The request: Each line of the material must be returned exactly.

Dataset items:
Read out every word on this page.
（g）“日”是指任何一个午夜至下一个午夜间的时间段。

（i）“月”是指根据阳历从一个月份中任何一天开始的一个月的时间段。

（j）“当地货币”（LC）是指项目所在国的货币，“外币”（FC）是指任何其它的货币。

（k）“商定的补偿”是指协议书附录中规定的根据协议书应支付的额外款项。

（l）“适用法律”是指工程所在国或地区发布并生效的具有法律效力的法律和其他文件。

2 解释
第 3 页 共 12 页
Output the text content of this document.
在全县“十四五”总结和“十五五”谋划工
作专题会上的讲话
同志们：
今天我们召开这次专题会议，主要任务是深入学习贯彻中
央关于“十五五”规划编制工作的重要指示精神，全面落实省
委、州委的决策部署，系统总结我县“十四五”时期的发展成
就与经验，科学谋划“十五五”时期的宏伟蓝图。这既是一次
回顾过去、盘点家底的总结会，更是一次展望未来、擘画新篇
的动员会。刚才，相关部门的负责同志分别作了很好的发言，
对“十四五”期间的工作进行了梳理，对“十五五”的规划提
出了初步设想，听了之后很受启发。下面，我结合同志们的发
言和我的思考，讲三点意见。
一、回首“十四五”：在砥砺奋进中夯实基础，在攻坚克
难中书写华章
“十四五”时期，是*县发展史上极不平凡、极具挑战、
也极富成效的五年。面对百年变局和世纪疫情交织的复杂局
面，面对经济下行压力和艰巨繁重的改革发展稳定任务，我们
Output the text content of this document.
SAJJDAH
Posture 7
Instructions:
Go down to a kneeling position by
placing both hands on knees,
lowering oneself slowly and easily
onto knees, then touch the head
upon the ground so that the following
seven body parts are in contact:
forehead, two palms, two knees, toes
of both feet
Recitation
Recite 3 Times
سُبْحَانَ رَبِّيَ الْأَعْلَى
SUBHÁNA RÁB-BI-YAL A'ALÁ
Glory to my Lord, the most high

Solution to this exercise:
Read out every word on this page.
（g）“日”是指任何一个午夜至下一个午夜间的时间段。

（i）“月”是指根据阳历从一个月份中任何一天开始的一个月的时间段。

（j）“当地货币”（LC）是指项目所在国的货币，“外币”（FC）是指任何其它的货币。

（k）“商定的补偿”是指协议书附录中规定的根据协议书应支付的额外款项。

（l）“适用法律”是指工程所在国或地区发布并生效的具有法律效力的法律和其他文件。

2 解释
第 3 页 共 12 页
Output the text content of this document.
在全县“十四五”总结和“十五五”谋划工
作专题会上的讲话
同志们：
今天我们召开这次专题会议，主要任务是深入学习贯彻中
央关于“十五五”规划编制工作的重要指示精神，全面落实省
委、州委的决策部署，系统总结我县“十四五”时期的发展成
就与经验，科学谋划“十五五”时期的宏伟蓝图。这既是一次
回顾过去、盘点家底的总结会，更是一次展望未来、擘画新篇
的动员会。刚才，相关部门的负责同志分别作了很好的发言，
对“十四五”期间的工作进行了梳理，对“十五五”的规划提
出了初步设想，听了之后很受启发。下面，我结合同志们的发
言和我的思考，讲三点意见。
一、回首“十四五”：在砥砺奋进中夯实基础，在攻坚克
难中书写华章
“十四五”时期，是*县发展史上极不平凡、极具挑战、
也极富成效的五年。面对百年变局和世纪疫情交织的复杂局
面，面对经济下行压力和艰巨繁重的改革发展稳定任务，我们
Output the text content of this document.
SAJJDAH
Posture 7
Instructions:
Go down to a kneeling position by
placing both hands on knees,
lowering oneself slowly and easily
onto knees, then touch the head
upon the ground so that the following
seven body parts are in contact:
forehead, two palms, two knees, toes
of both feet
Recitation
Recite 3 Times
سُبْحَانَ رَبِّيَ الْأَعْلَى
SUBHÁNA RÁB-BI-YAL A'ALÁ
Glory to my Lord, the most high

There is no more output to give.